» Material shown:
▬▬▬

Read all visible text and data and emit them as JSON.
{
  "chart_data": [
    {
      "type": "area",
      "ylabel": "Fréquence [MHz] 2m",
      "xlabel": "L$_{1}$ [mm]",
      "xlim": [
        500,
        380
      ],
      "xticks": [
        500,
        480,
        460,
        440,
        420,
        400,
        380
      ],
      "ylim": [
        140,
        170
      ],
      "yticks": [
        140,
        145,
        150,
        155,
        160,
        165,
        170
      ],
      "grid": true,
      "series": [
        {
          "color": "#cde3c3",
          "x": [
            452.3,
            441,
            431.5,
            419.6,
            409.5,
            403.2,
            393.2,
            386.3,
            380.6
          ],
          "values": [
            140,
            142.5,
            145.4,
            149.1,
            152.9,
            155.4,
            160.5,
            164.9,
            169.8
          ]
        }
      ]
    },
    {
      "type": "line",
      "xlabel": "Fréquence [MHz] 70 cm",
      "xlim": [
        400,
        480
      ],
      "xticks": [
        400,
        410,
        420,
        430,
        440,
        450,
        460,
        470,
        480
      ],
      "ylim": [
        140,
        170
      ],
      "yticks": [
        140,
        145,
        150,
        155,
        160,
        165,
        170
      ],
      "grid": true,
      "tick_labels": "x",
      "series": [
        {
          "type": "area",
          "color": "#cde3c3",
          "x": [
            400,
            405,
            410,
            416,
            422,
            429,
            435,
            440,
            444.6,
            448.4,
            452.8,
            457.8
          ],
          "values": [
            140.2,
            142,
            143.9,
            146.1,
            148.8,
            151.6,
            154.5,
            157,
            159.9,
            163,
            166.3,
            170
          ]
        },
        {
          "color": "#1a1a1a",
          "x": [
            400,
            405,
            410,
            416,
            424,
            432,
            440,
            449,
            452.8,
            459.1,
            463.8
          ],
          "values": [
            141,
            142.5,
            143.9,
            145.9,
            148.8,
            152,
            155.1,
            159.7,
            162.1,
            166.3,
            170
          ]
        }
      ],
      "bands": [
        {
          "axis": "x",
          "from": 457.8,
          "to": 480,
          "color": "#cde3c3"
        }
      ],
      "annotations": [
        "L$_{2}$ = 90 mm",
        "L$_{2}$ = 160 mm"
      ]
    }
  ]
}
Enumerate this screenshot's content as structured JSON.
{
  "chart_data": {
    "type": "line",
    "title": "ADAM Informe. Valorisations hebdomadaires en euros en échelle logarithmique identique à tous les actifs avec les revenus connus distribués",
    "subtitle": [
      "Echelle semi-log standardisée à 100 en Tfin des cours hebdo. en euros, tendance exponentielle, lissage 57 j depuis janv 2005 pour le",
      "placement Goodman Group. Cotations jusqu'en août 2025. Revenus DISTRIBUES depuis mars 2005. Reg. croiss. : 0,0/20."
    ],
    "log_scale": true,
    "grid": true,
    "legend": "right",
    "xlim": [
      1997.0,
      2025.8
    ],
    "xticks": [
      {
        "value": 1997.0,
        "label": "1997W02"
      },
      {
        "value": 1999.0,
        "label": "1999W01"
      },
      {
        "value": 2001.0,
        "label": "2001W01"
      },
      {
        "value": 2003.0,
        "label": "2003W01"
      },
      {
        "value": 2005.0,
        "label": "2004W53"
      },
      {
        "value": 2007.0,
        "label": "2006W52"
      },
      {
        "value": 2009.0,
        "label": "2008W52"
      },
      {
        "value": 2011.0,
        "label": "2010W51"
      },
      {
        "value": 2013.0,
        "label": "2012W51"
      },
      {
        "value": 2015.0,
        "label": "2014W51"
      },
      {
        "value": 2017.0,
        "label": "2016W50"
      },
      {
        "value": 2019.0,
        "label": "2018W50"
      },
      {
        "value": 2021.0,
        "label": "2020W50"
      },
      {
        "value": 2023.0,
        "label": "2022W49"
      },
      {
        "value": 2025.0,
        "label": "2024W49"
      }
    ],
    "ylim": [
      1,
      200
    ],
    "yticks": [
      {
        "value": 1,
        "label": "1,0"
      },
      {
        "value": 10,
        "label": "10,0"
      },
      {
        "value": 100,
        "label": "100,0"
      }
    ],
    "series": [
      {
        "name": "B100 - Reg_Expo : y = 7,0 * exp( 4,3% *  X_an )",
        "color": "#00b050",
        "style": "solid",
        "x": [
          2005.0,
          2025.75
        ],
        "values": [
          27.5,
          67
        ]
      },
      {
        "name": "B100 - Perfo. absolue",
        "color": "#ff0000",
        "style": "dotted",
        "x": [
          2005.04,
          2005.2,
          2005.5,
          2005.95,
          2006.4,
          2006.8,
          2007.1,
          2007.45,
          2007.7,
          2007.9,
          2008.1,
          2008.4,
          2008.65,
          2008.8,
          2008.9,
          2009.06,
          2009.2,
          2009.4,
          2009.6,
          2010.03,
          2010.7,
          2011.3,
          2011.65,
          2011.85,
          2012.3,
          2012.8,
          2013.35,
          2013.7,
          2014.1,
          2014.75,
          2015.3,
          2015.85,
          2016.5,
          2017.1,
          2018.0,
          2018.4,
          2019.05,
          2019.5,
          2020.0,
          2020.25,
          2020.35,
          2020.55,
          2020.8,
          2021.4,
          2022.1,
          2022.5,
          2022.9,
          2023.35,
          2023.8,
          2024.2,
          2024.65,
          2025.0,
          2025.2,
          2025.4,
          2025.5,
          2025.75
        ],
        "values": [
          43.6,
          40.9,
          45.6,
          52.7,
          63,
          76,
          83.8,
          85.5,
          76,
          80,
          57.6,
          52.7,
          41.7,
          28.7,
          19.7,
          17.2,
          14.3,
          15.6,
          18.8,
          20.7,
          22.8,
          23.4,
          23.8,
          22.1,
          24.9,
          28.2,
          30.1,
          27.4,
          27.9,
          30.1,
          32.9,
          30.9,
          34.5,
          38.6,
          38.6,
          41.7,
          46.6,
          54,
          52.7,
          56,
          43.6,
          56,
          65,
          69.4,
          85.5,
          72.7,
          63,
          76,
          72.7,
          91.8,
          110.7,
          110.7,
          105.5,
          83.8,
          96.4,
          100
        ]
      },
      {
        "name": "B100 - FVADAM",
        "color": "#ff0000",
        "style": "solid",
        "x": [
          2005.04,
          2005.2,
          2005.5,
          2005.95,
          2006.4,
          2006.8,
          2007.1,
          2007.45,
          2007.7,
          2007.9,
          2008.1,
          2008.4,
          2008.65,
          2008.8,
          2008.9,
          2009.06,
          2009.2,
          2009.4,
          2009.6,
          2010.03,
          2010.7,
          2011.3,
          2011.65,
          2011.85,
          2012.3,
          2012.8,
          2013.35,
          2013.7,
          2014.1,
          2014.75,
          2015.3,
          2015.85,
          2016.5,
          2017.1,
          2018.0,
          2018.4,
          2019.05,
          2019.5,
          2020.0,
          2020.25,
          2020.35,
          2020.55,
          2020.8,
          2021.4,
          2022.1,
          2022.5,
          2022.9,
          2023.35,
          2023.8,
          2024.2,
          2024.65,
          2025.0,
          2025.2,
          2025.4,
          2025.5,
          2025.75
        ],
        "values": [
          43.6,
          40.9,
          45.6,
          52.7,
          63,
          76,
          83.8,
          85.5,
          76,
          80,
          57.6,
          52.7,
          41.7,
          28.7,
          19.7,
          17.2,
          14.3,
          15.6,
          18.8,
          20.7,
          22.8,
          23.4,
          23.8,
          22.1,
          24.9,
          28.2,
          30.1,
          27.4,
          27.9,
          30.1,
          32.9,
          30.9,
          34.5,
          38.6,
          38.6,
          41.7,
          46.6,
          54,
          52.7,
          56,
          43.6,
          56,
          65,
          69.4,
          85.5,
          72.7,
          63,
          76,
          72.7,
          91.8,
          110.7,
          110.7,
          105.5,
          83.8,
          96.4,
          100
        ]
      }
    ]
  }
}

▬▬▬

Find every line above that contains the word "name", and return each one.

» Result of this exercise:
        "name": "B100 - Reg_Expo : y = 7,0 * exp( 4,3% *  X_an )",
        "name": "B100 - Perfo. absolue",
        "name": "B100 - FVADAM",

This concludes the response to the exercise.